-- Begin STORED ROWS --
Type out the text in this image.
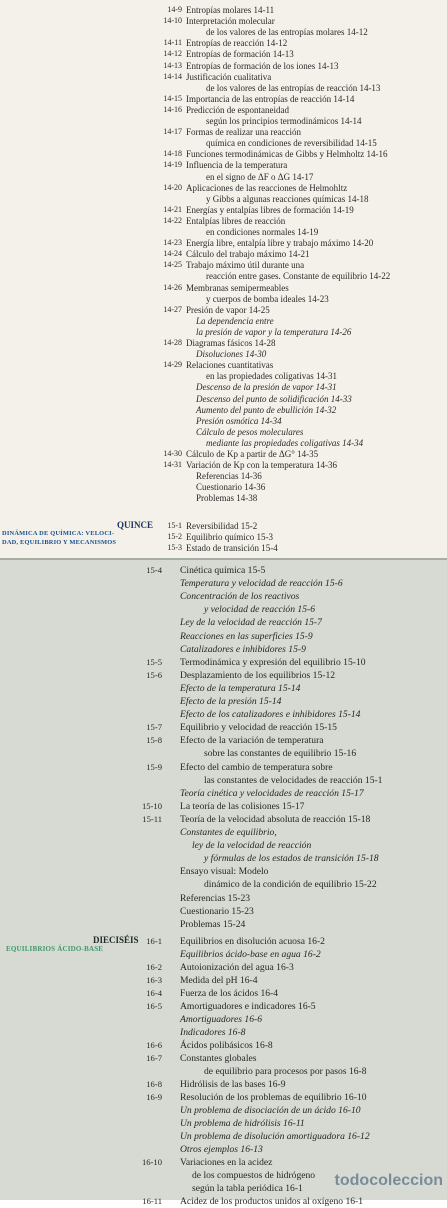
14-9 Entropías molares 14-11
14-10 Interpretación molecular
de los valores de las entropías molares 14-12
14-11 Entropías de reacción 14-12
14-12 Entropías de formación 14-13
14-13 Entropías de formación de los iones 14-13
14-14 Justificación cualitativa
de los valores de las entropías de reacción 14-13
14-15 Importancia de las entropías de reacción 14-14
14-16 Predicción de espontaneidad
según los principios termodinámicos 14-14
14-17 Formas de realizar una reacción
química en condiciones de reversibilidad 14-15
14-18 Funciones termodinámicas de Gibbs y Helmholtz 14-16
14-19 Influencia de la temperatura
en el signo de ΔF o ΔG 14-17
14-20 Aplicaciones de las reacciones de Helmohltz
y Gibbs a algunas reacciones químicas 14-18
14-21 Energías y entalpías libres de formación 14-19
14-22 Entalpías libres de reacción
en condiciones normales 14-19
14-23 Energía libre, entalpía libre y trabajo máximo 14-20
14-24 Cálculo del trabajo máximo 14-21
14-25 Trabajo máximo útil durante una
reacción entre gases. Constante de equilibrio 14-22
14-26 Membranas semipermeables
y cuerpos de bomba ideales 14-23
14-27 Presión de vapor 14-25
La dependencia entre
la presión de vapor y la temperatura 14-26
14-28 Diagramas fásicos 14-28
Disoluciones 14-30
14-29 Relaciones cuantitativas
en las propiedades coligativas 14-31
Descenso de la presión de vapor 14-31
Descenso del punto de solidificación 14-33
Aumento del punto de ebullición 14-32
Presión osmótica 14-34
Cálculo de pesos moleculares
mediante las propiedades coligativas 14-34
14-30 Cálculo de Kp a partir de ΔG° 14-35
14-31 Variación de Kp con la temperatura 14-36
Referencias 14-36
Cuestionario 14-36
Problemas 14-38
QUINCE
DINÁMICA DE QUÍMICA: VELOCI-
DAD, EQUILIBRIO Y MECANISMOS
15-1 Reversibilidad 15-2
15-2 Equilibrio químico 15-3
15-3 Estado de transición 15-4
15-4 Cinética química 15-5
Temperatura y velocidad de reacción 15-6
Concentración de los reactivos
y velocidad de reacción 15-6
Ley de la velocidad de reacción 15-7
Reacciones en las superficies 15-9
Catalizadores e inhibidores 15-9
15-5 Termodinámica y expresión del equilibrio 15-10
15-6 Desplazamiento de los equilibrios 15-12
Efecto de la temperatura 15-14
Efecto de la presión 15-14
Efecto de los catalizadores e inhibidores 15-14
15-7 Equilibrio y velocidad de reacción 15-15
15-8 Efecto de la variación de temperatura
sobre las constantes de equilibrio 15-16
15-9 Efecto del cambio de temperatura sobre
las constantes de velocidades de reacción 15-1
Teoría cinética y velocidades de reacción 15-17
15-10 La teoría de las colisiones 15-17
15-11 Teoría de la velocidad absoluta de reacción 15-18
Constantes de equilibrio,
ley de la velocidad de reacción
y fórmulas de los estados de transición 15-18
Ensayo visual: Modelo
dinámico de la condición de equilibrio 15-22
Referencias 15-23
Cuestionario 15-23
Problemas 15-24
DIECISÉIS
EQUILIBRIOS ÁCIDO-BASE
16-1 Equilibrios en disolución acuosa 16-2
Equilibrios ácido-base en agua 16-2
16-2 Autoionización del agua 16-3
16-3 Medida del pH 16-4
16-4 Fuerza de los ácidos 16-4
16-5 Amortiguadores e indicadores 16-5
Amortiguadores 16-6
Indicadores 16-8
16-6 Ácidos polibásicos 16-8
16-7 Constantes globales
de equilibrio para procesos por pasos 16-8
16-8 Hidrólisis de las bases 16-9
16-9 Resolución de los problemas de equilibrio 16-10
Un problema de disociación de un ácido 16-10
Un problema de hidrólisis 16-11
Un problema de disolución amortiguadora 16-12
Otros ejemplos 16-13
16-10 Variaciones en la acidez
de los compuestos de hidrógeno
según la tabla periódica 16-1
16-11 Acidez de los productos unidos al oxígeno 16-1
todocoleccion
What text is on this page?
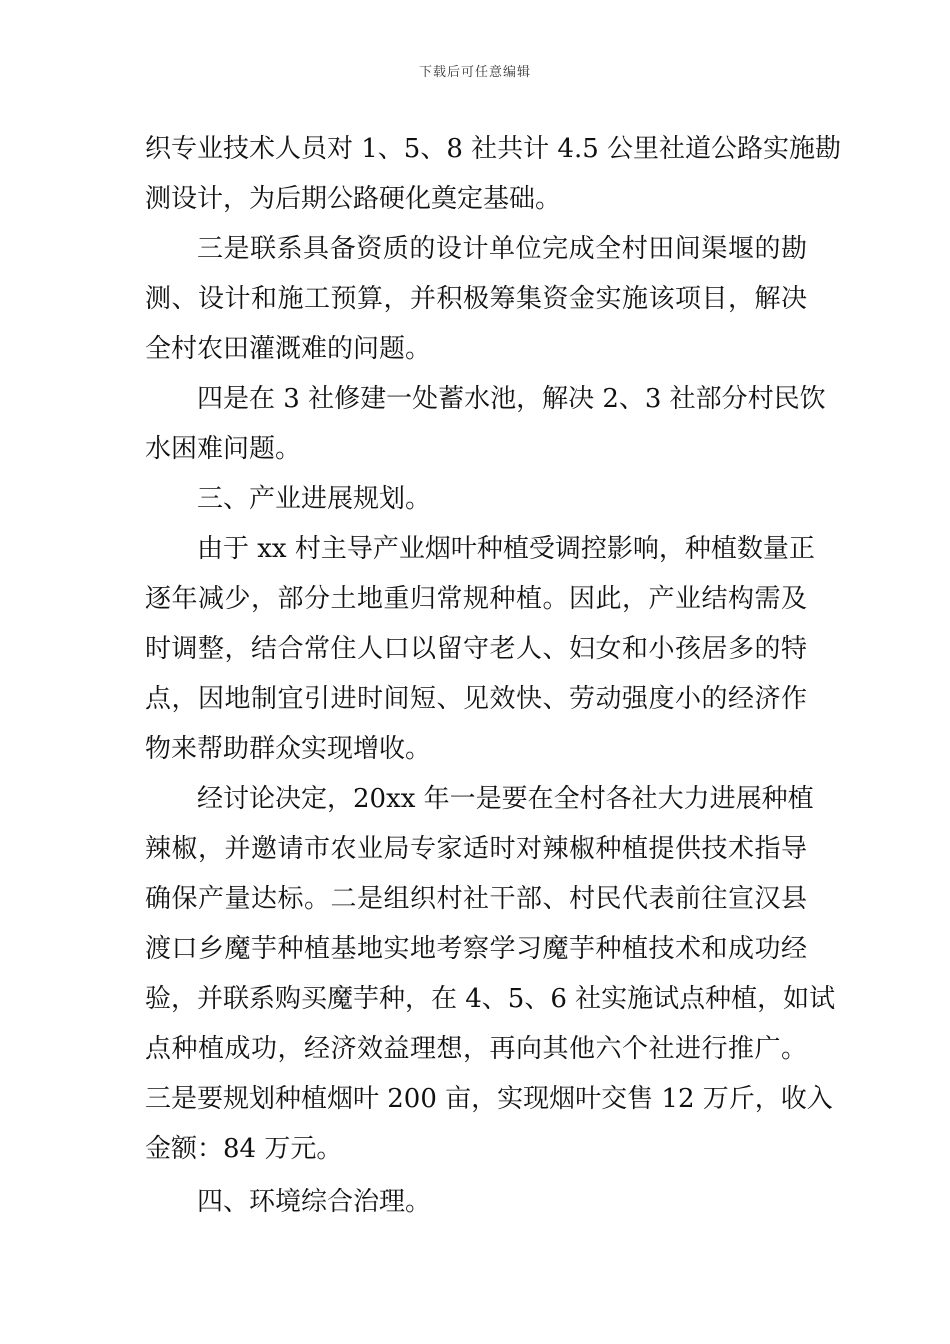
下载后可任意编辑
织专业技术人员对 1、5、8 社共计 4.5 公里社道公路实施勘
测设计，为后期公路硬化奠定基础。
三是联系具备资质的设计单位完成全村田间渠堰的勘
测、设计和施工预算，并积极筹集资金实施该项目，解决
全村农田灌溉难的问题。
四是在 3 社修建一处蓄水池，解决 2、3 社部分村民饮
水困难问题。
三、产业进展规划。
由于 xx 村主导产业烟叶种植受调控影响，种植数量正
逐年减少，部分土地重归常规种植。因此，产业结构需及
时调整，结合常住人口以留守老人、妇女和小孩居多的特
点，因地制宜引进时间短、见效快、劳动强度小的经济作
物来帮助群众实现增收。
经讨论决定，20xx 年一是要在全村各社大力进展种植
辣椒，并邀请市农业局专家适时对辣椒种植提供技术指导
确保产量达标。二是组织村社干部、村民代表前往宣汉县
渡口乡魔芋种植基地实地考察学习魔芋种植技术和成功经
验，并联系购买魔芋种，在 4、5、6 社实施试点种植，如试
点种植成功，经济效益理想，再向其他六个社进行推广。
三是要规划种植烟叶 200 亩，实现烟叶交售 12 万斤，收入
金额：84 万元。
四、环境综合治理。
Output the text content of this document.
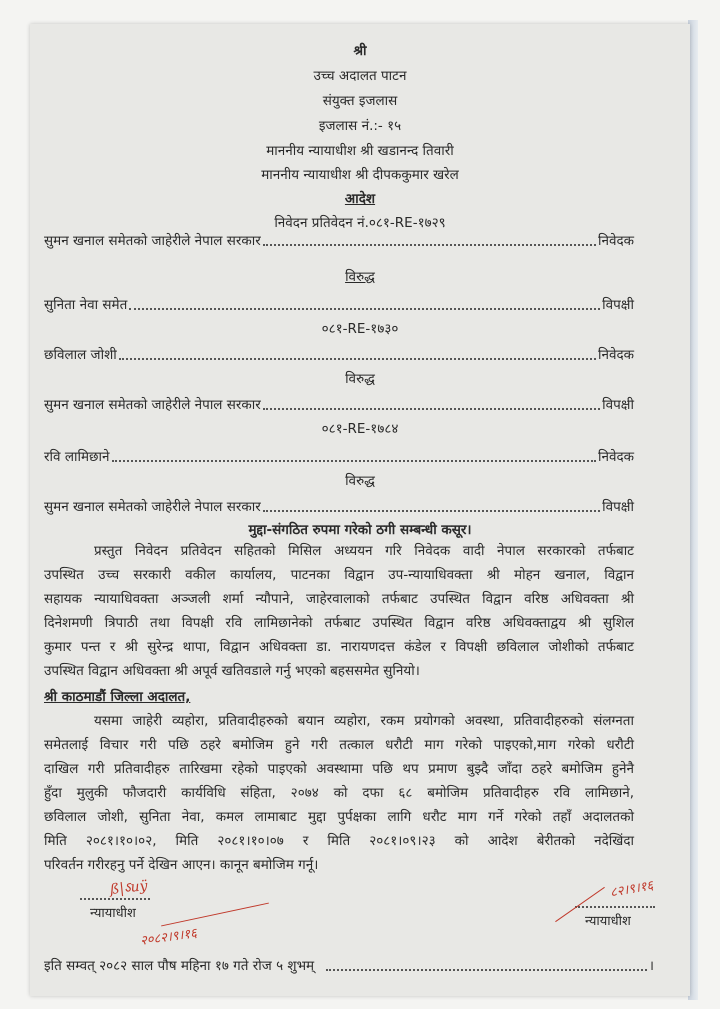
श्री
उच्च अदालत पाटन
संयुक्त इजलास
इजलास नं.:- १५
माननीय न्यायाधीश श्री खडानन्द तिवारी
माननीय न्यायाधीश श्री दीपककुमार खरेल
आदेश
निवेदन प्रतिवेदन नं.०८१-RE-१७२९
सुमन खनाल समेतको जाहेरीले नेपाल सरकार	निवेदक
विरुद्ध
सुनिता नेवा समेत	विपक्षी
०८१-RE-१७३०
छविलाल जोशी	निवेदक
विरुद्ध
सुमन खनाल समेतको जाहेरीले नेपाल सरकार	विपक्षी
०८१-RE-१७८४
रवि लामिछाने	निवेदक
विरुद्ध
सुमन खनाल समेतको जाहेरीले नेपाल सरकार	विपक्षी
मुद्दा-संगठित रुपमा गरेको ठगी सम्बन्धी कसूर।
प्रस्तुत निवेदन प्रतिवेदन सहितको मिसिल अध्ययन गरि निवेदक वादी नेपाल सरकारको तर्फबाट
उपस्थित उच्च सरकारी वकील कार्यालय, पाटनका विद्वान उप-न्यायाधिवक्ता श्री मोहन खनाल, विद्वान
सहायक न्यायाधिवक्ता अञ्जली शर्मा न्यौपाने, जाहेरवालाको तर्फबाट उपस्थित विद्वान वरिष्ठ अधिवक्ता श्री
दिनेशमणी त्रिपाठी तथा विपक्षी रवि लामिछानेको तर्फबाट उपस्थित विद्वान वरिष्ठ अधिवक्ताद्वय श्री सुशिल
कुमार पन्त र श्री सुरेन्द्र थापा, विद्वान अधिवक्ता डा. नारायणदत्त कंडेल र विपक्षी छविलाल जोशीको तर्फबाट
उपस्थित विद्वान अधिवक्ता श्री अपूर्व खतिवडाले गर्नु भएको बहससमेत सुनियो।
श्री काठमाडौं जिल्ला अदालत,
यसमा जाहेरी व्यहोरा, प्रतिवादीहरुको बयान व्यहोरा, रकम प्रयोगको अवस्था, प्रतिवादीहरुको संलग्नता
समेतलाई विचार गरी पछि ठहरे बमोजिम हुने गरी तत्काल धरौटी माग गरेको पाइएको,माग गरेको धरौटी
दाखिल गरी प्रतिवादीहरु तारिखमा रहेको पाइएको अवस्थामा पछि थप प्रमाण बुझ्दै जाँदा ठहरे बमोजिम हुनेनै
हुँदा मुलुकी फौजदारी कार्यविधि संहिता, २०७४ को दफा ६८ बमोजिम प्रतिवादीहरु रवि लामिछाने,
छविलाल जोशी, सुनिता नेवा, कमल लामाबाट मुद्दा पुर्पक्षका लागि धरौट माग गर्ने गरेको तहाँ अदालतको
मिति २०८१।१०।०२, मिति २०८१।१०।०७ र मिति २०८१।०९।२३ को आदेश बेरीतको नदेखिंदा
परिवर्तन गरीरहनु पर्ने देखिन आएन। कानून बमोजिम गर्नू।
ß|ऽuÿ
न्यायाधीश
२०८२।९।१६
८२।९।१६
न्यायाधीश
इति सम्वत् २०८२ साल पौष महिना १७ गते रोज ५ शुभम्	।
-- End STORED ROWS --
**WHAT YOU HAVE TO DO:**
Read the entries above, then pull out the lines that include "Descenso".

**EXERCISE RESPONSE:**
Descenso de la presión de vapor 14-31
Descenso del punto de solidificación 14-33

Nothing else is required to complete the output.